Your task is to copy every line of the records below that contains "page".

Dataset entries:
########################################

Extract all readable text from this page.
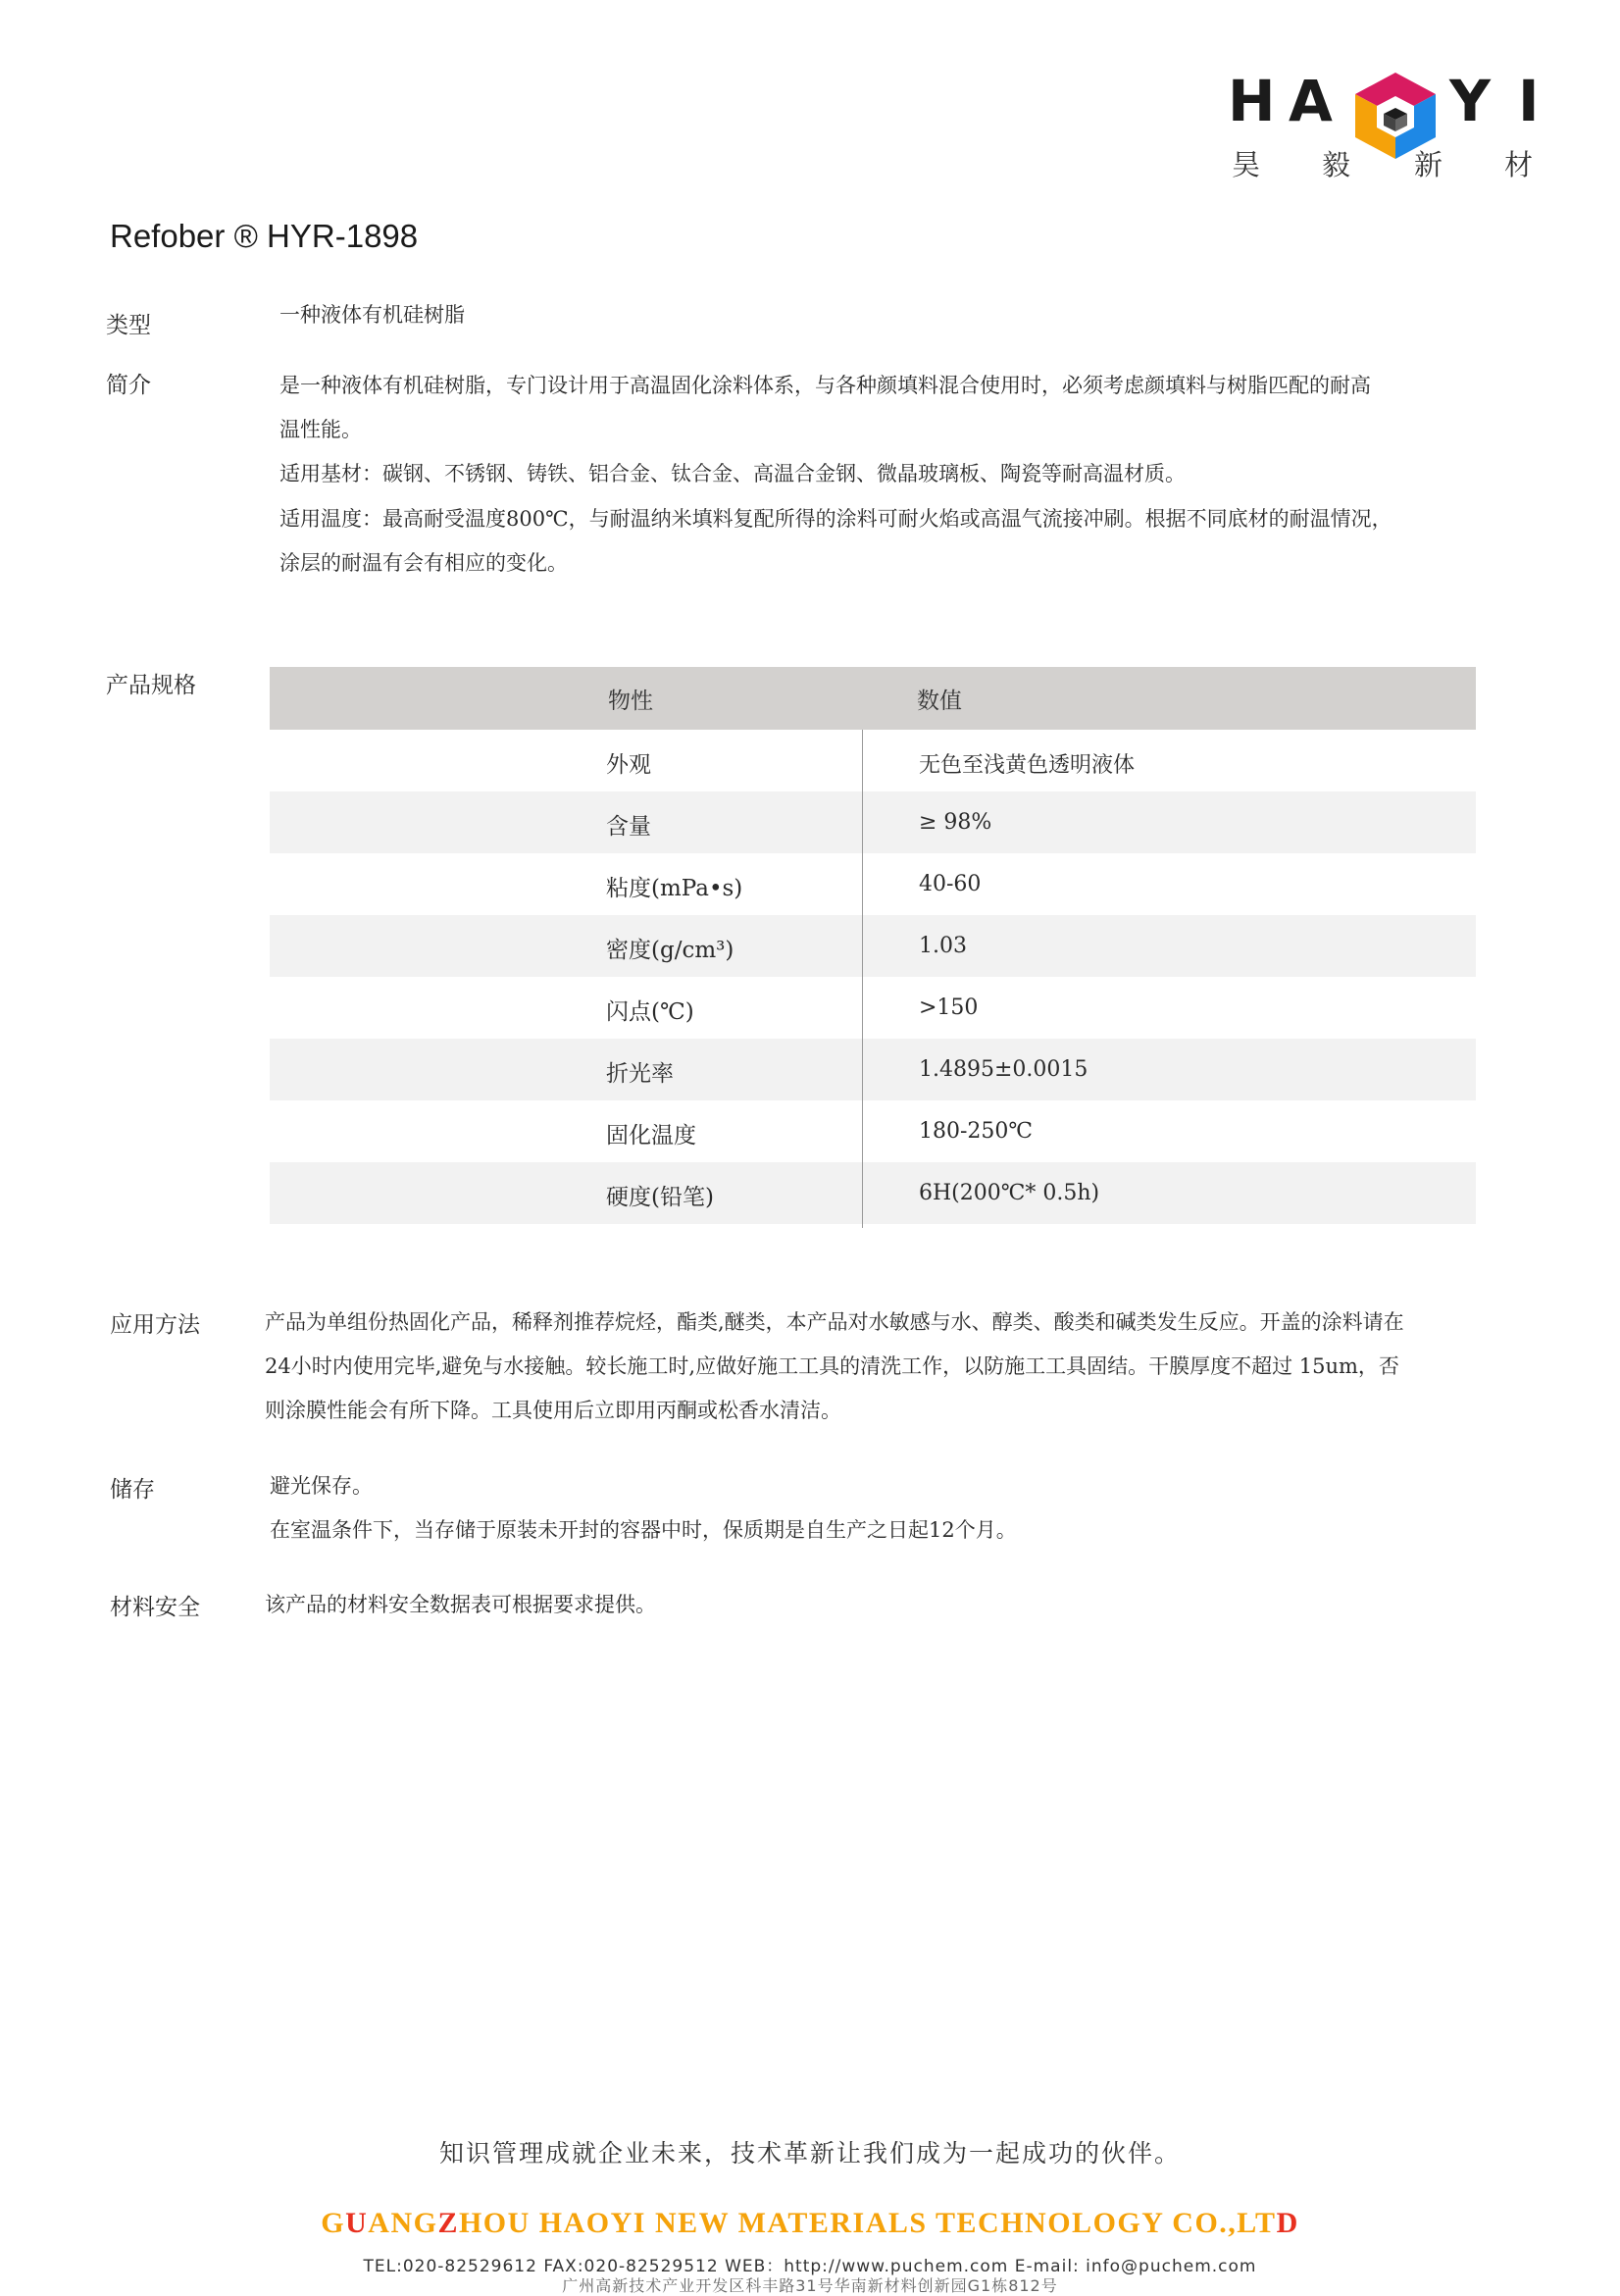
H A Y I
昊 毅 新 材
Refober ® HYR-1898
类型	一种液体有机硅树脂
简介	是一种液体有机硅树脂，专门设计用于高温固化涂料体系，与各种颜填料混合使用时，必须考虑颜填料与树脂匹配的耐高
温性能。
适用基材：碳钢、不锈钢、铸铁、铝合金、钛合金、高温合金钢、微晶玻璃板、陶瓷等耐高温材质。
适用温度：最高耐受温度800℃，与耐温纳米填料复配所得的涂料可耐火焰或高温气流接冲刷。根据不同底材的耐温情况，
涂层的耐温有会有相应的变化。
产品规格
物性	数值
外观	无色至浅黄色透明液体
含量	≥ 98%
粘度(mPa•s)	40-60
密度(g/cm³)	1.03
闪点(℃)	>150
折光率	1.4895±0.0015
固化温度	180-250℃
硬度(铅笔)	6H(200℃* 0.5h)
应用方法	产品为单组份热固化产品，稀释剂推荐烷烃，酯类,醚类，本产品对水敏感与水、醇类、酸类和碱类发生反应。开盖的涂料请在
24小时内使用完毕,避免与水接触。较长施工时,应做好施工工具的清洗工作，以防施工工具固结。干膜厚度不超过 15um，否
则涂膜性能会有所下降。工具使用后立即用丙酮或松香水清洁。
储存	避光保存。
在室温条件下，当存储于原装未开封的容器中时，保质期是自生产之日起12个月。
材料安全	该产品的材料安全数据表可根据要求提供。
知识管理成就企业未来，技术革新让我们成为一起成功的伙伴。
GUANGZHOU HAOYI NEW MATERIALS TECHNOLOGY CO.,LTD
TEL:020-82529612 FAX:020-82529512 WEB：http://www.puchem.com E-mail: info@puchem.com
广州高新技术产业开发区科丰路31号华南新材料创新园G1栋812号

########################################

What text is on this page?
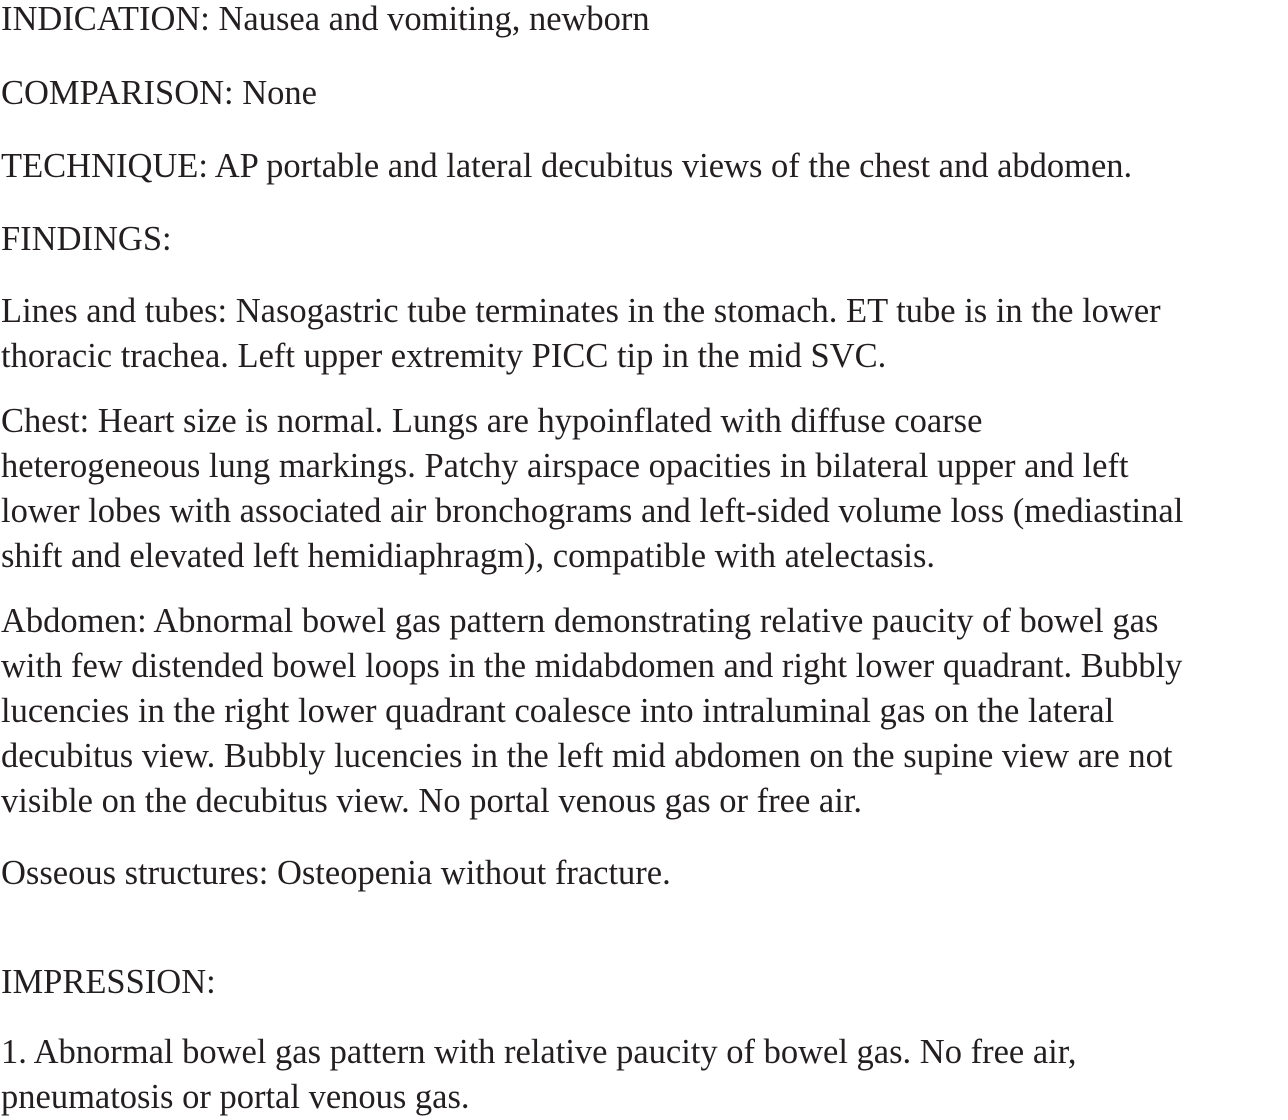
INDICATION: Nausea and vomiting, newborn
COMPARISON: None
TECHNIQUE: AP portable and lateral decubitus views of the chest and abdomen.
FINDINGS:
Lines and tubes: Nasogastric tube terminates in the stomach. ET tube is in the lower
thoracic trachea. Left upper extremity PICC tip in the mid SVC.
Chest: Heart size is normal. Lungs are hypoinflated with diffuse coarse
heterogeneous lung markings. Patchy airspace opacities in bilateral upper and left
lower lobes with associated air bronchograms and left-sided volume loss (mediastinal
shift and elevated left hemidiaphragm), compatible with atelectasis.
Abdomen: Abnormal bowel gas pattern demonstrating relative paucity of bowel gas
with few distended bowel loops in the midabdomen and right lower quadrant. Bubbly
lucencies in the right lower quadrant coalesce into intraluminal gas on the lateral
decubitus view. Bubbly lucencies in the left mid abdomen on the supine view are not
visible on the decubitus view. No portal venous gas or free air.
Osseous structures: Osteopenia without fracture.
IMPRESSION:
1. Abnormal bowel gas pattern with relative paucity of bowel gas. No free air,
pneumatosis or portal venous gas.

########################################

Reply:
Extract all readable text from this page.
What text is on this page?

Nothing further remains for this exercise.